**DIRECTION:** Locate every line below that contains the word "China" and copy it.

Dataset records:
....................

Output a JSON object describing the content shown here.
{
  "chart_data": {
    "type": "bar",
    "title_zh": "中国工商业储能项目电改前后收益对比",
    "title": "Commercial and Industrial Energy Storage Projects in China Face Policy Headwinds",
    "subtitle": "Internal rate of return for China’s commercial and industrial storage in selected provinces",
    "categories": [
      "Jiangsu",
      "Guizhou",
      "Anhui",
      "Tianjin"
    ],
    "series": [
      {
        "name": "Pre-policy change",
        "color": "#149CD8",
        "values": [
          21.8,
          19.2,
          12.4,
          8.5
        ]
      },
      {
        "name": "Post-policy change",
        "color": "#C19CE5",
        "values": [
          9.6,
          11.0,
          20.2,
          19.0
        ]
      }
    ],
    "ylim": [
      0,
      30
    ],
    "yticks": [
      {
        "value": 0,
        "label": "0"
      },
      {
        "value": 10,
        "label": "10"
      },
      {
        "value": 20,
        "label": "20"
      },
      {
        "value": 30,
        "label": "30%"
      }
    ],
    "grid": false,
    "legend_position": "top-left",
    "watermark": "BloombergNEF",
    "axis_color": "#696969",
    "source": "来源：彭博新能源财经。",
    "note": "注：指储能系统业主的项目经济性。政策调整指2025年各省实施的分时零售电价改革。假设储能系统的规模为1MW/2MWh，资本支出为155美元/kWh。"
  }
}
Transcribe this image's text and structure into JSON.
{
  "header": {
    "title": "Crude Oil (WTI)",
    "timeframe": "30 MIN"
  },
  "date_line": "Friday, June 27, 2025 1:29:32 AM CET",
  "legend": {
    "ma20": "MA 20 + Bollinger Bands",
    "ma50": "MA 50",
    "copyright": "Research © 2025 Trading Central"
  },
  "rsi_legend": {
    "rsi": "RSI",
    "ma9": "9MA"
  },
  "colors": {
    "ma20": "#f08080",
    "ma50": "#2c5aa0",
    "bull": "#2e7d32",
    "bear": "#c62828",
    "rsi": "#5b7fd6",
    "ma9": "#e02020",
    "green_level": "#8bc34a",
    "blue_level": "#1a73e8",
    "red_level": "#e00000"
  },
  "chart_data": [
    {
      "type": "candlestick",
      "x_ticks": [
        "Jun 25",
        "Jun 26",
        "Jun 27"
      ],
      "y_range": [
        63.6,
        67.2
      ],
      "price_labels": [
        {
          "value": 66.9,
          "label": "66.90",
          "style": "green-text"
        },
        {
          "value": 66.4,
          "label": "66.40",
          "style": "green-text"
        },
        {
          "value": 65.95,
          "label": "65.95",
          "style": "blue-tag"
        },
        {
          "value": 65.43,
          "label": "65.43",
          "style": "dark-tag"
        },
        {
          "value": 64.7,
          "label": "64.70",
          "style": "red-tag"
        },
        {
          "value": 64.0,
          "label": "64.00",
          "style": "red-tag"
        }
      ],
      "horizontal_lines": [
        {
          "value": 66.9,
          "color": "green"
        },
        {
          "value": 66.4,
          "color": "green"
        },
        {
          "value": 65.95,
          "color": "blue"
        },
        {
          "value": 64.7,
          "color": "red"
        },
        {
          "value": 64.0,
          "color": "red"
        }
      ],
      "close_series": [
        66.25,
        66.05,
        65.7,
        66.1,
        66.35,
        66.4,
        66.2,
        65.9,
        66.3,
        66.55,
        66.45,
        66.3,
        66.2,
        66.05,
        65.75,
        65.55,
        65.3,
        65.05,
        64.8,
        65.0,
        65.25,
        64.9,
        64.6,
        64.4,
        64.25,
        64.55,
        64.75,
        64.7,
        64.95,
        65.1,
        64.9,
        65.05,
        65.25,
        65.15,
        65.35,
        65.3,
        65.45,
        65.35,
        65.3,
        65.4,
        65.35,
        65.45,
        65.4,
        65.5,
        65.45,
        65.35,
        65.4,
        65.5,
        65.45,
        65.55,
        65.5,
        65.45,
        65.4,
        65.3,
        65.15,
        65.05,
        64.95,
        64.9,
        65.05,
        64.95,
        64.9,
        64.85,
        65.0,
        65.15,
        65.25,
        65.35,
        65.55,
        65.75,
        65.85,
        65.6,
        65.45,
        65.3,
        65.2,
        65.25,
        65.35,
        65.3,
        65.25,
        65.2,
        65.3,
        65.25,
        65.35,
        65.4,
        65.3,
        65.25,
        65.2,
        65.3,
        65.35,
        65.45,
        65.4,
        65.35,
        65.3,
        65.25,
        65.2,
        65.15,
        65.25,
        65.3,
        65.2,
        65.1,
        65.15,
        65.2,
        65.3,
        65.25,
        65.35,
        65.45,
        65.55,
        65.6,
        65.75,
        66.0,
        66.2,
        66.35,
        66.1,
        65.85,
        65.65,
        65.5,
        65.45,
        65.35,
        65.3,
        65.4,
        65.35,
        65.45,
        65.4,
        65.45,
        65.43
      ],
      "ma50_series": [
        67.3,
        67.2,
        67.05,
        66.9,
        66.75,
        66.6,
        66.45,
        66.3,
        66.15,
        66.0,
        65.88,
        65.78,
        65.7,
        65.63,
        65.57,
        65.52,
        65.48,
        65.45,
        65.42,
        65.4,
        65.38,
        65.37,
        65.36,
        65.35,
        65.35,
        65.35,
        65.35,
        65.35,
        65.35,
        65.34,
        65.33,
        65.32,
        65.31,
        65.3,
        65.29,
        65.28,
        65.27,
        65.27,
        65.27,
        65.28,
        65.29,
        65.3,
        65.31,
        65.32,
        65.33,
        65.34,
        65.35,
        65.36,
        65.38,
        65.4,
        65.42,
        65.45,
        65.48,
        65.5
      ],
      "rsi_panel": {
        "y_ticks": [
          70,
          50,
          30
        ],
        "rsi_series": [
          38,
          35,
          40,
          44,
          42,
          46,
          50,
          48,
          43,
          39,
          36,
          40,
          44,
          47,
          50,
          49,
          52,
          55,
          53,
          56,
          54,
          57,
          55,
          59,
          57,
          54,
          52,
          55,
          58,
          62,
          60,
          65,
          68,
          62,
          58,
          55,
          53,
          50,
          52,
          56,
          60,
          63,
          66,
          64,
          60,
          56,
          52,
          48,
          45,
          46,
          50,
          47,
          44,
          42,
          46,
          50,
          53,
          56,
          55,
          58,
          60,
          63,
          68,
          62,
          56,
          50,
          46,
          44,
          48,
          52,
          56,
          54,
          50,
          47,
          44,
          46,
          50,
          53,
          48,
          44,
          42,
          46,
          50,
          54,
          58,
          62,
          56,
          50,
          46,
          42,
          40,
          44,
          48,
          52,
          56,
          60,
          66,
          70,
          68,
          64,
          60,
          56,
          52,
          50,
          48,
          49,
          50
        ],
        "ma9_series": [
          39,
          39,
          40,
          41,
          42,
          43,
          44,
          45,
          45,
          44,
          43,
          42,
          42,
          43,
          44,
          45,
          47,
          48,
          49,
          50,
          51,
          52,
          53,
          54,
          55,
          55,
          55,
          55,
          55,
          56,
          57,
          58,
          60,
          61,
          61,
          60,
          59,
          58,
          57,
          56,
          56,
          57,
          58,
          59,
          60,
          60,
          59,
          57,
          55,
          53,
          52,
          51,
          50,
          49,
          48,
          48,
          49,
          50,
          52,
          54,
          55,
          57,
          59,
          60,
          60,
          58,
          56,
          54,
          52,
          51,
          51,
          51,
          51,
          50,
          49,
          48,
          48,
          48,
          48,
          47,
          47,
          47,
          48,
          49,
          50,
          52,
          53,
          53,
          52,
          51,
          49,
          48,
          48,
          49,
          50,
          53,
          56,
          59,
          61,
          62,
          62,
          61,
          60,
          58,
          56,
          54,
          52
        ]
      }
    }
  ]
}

....................

**SOLUTION FOR THIS EXERCISE:**
    "title": "Commercial and Industrial Energy Storage Projects in China Face Policy Headwinds",
    "subtitle": "Internal rate of return for China’s commercial and industrial storage in selected provinces",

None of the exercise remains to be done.